Saved entries:
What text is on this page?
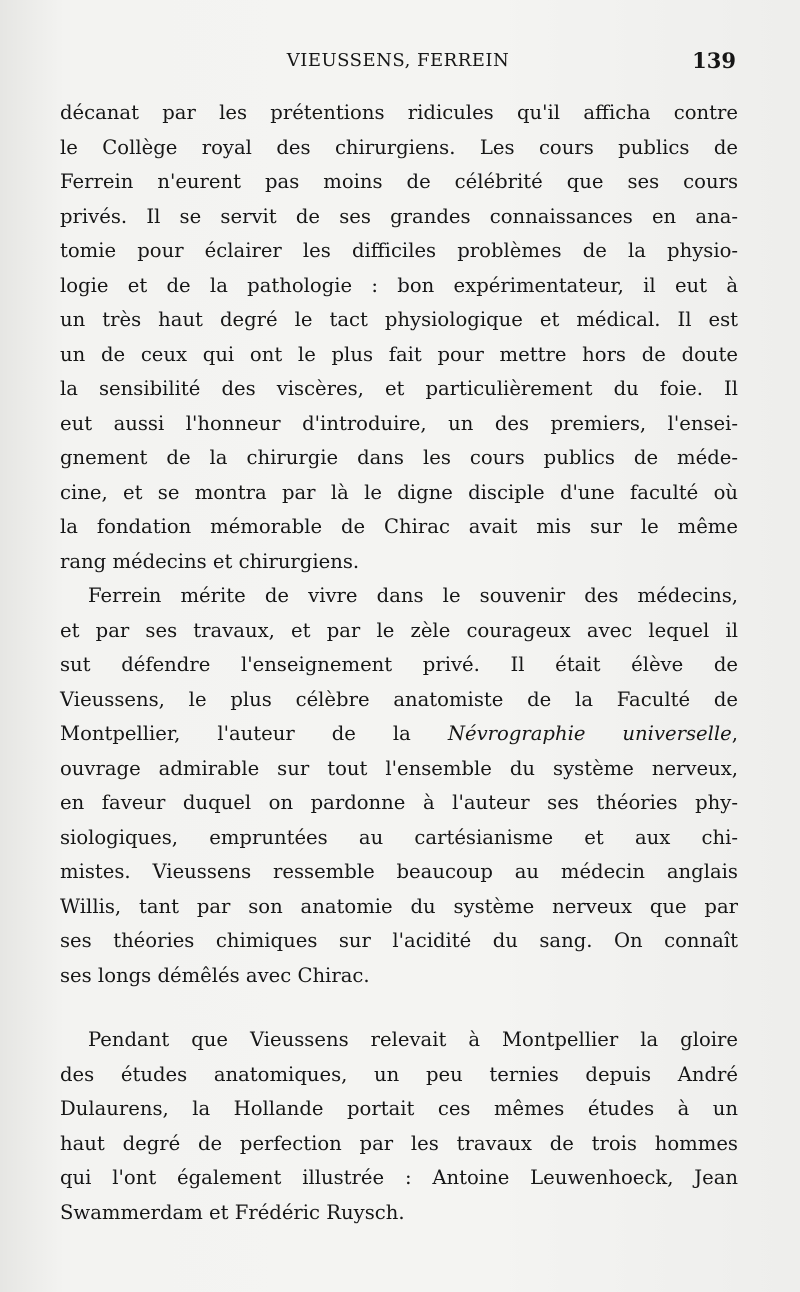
VIEUSSENS, FERREIN	139
décanat par les prétentions ridicules qu'il afficha contre
le Collège royal des chirurgiens. Les cours publics de
Ferrein n'eurent pas moins de célébrité que ses cours
privés. Il se servit de ses grandes connaissances en ana-
tomie pour éclairer les difficiles problèmes de la physio-
logie et de la pathologie : bon expérimentateur, il eut à
un très haut degré le tact physiologique et médical. Il est
un de ceux qui ont le plus fait pour mettre hors de doute
la sensibilité des viscères, et particulièrement du foie. Il
eut aussi l'honneur d'introduire, un des premiers, l'ensei-
gnement de la chirurgie dans les cours publics de méde-
cine, et se montra par là le digne disciple d'une faculté où
la fondation mémorable de Chirac avait mis sur le même
rang médecins et chirurgiens.
Ferrein mérite de vivre dans le souvenir des médecins,
et par ses travaux, et par le zèle courageux avec lequel il
sut défendre l'enseignement privé. Il était élève de
Vieussens, le plus célèbre anatomiste de la Faculté de
Montpellier, l'auteur de la Névrographie universelle,
ouvrage admirable sur tout l'ensemble du système nerveux,
en faveur duquel on pardonne à l'auteur ses théories phy-
siologiques, empruntées au cartésianisme et aux chi-
mistes. Vieussens ressemble beaucoup au médecin anglais
Willis, tant par son anatomie du système nerveux que par
ses théories chimiques sur l'acidité du sang. On connaît
ses longs démêlés avec Chirac.
Pendant que Vieussens relevait à Montpellier la gloire
des études anatomiques, un peu ternies depuis André
Dulaurens, la Hollande portait ces mêmes études à un
haut degré de perfection par les travaux de trois hommes
qui l'ont également illustrée : Antoine Leuwenhoeck, Jean
Swammerdam et Frédéric Ruysch.
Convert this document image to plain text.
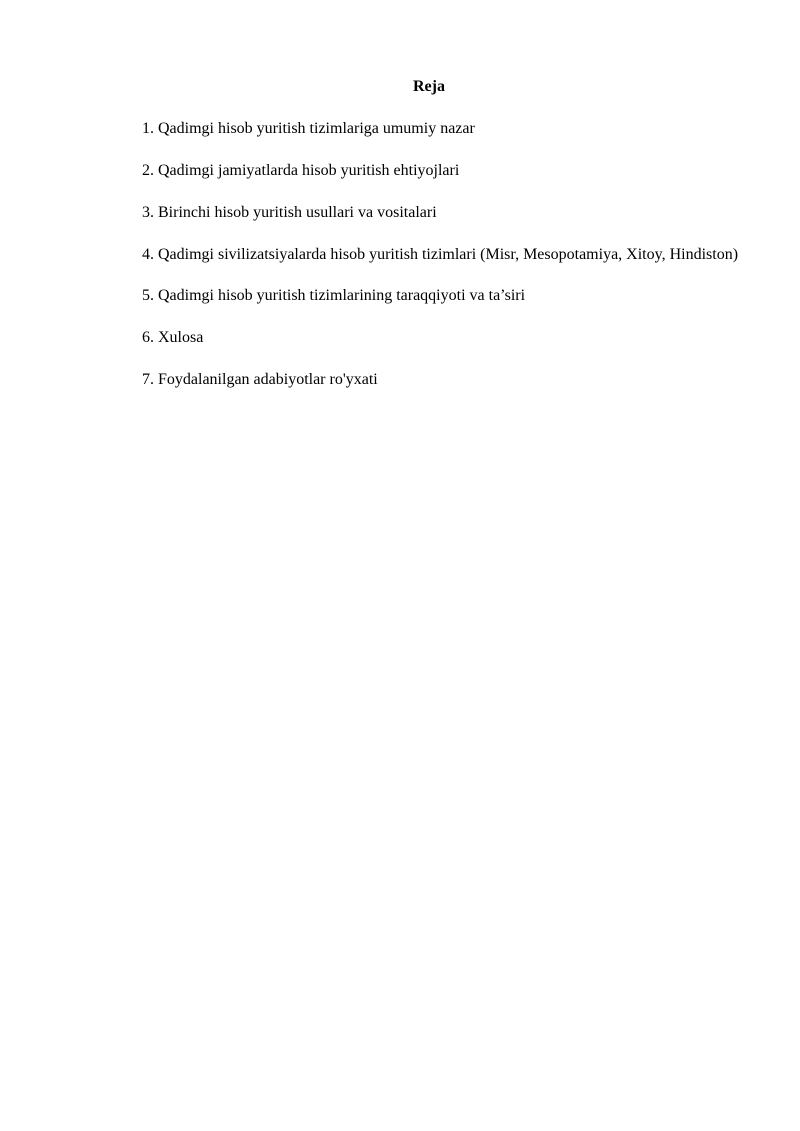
Reja
1. Qadimgi hisob yuritish tizimlariga umumiy nazar
2. Qadimgi jamiyatlarda hisob yuritish ehtiyojlari
3. Birinchi hisob yuritish usullari va vositalari
4. Qadimgi sivilizatsiyalarda hisob yuritish tizimlari (Misr, Mesopotamiya, Xitoy, Hindiston)
5. Qadimgi hisob yuritish tizimlarining taraqqiyoti va ta’siri
6. Xulosa
7. Foydalanilgan adabiyotlar ro'yxati
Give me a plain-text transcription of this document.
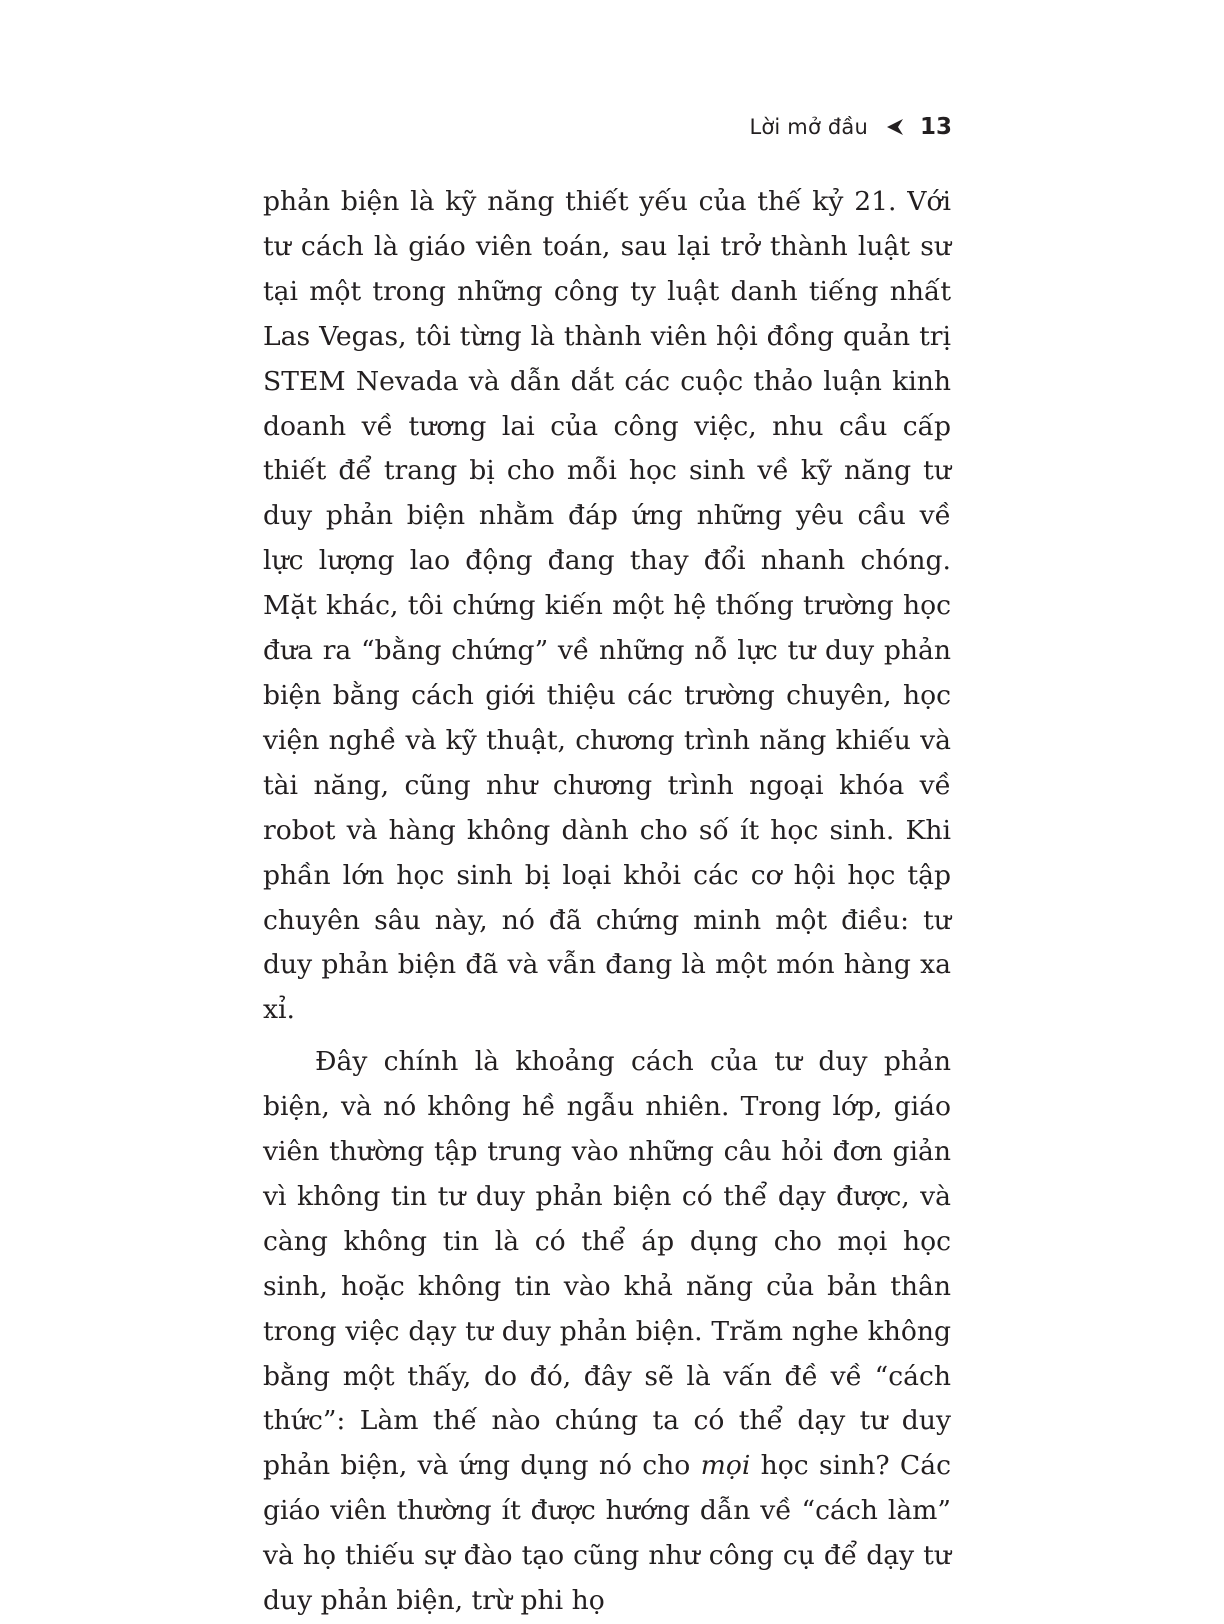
Lời mở đầu 13

phản biện là kỹ năng thiết yếu của thế kỷ 21. Với tư cách là giáo viên toán, sau lại trở thành luật sư tại một trong những công ty luật danh tiếng nhất Las Vegas, tôi từng là thành viên hội đồng quản trị STEM Nevada và dẫn dắt các cuộc thảo luận kinh doanh về tương lai của công việc, nhu cầu cấp thiết để trang bị cho mỗi học sinh về kỹ năng tư duy phản biện nhằm đáp ứng những yêu cầu về lực lượng lao động đang thay đổi nhanh chóng. Mặt khác, tôi chứng kiến một hệ thống trường học đưa ra “bằng chứng” về những nỗ lực tư duy phản biện bằng cách giới thiệu các trường chuyên, học viện nghề và kỹ thuật, chương trình năng khiếu và tài năng, cũng như chương trình ngoại khóa về robot và hàng không dành cho số ít học sinh. Khi phần lớn học sinh bị loại khỏi các cơ hội học tập chuyên sâu này, nó đã chứng minh một điều: tư duy phản biện đã và vẫn đang là một món hàng xa xỉ.

Đây chính là khoảng cách của tư duy phản biện, và nó không hề ngẫu nhiên. Trong lớp, giáo viên thường tập trung vào những câu hỏi đơn giản vì không tin tư duy phản biện có thể dạy được, và càng không tin là có thể áp dụng cho mọi học sinh, hoặc không tin vào khả năng của bản thân trong việc dạy tư duy phản biện. Trăm nghe không bằng một thấy, do đó, đây sẽ là vấn đề về “cách thức”: Làm thế nào chúng ta có thể dạy tư duy phản biện, và ứng dụng nó cho mọi học sinh? Các giáo viên thường ít được hướng dẫn về “cách làm” và họ thiếu sự đào tạo cũng như công cụ để dạy tư duy phản biện, trừ phi họ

What you will do:
From the entries above, pull out each line that includes "degré".

The completed task:
un très haut degré le tact physiologique et médical. Il est
haut degré de perfection par les travaux de trois hommes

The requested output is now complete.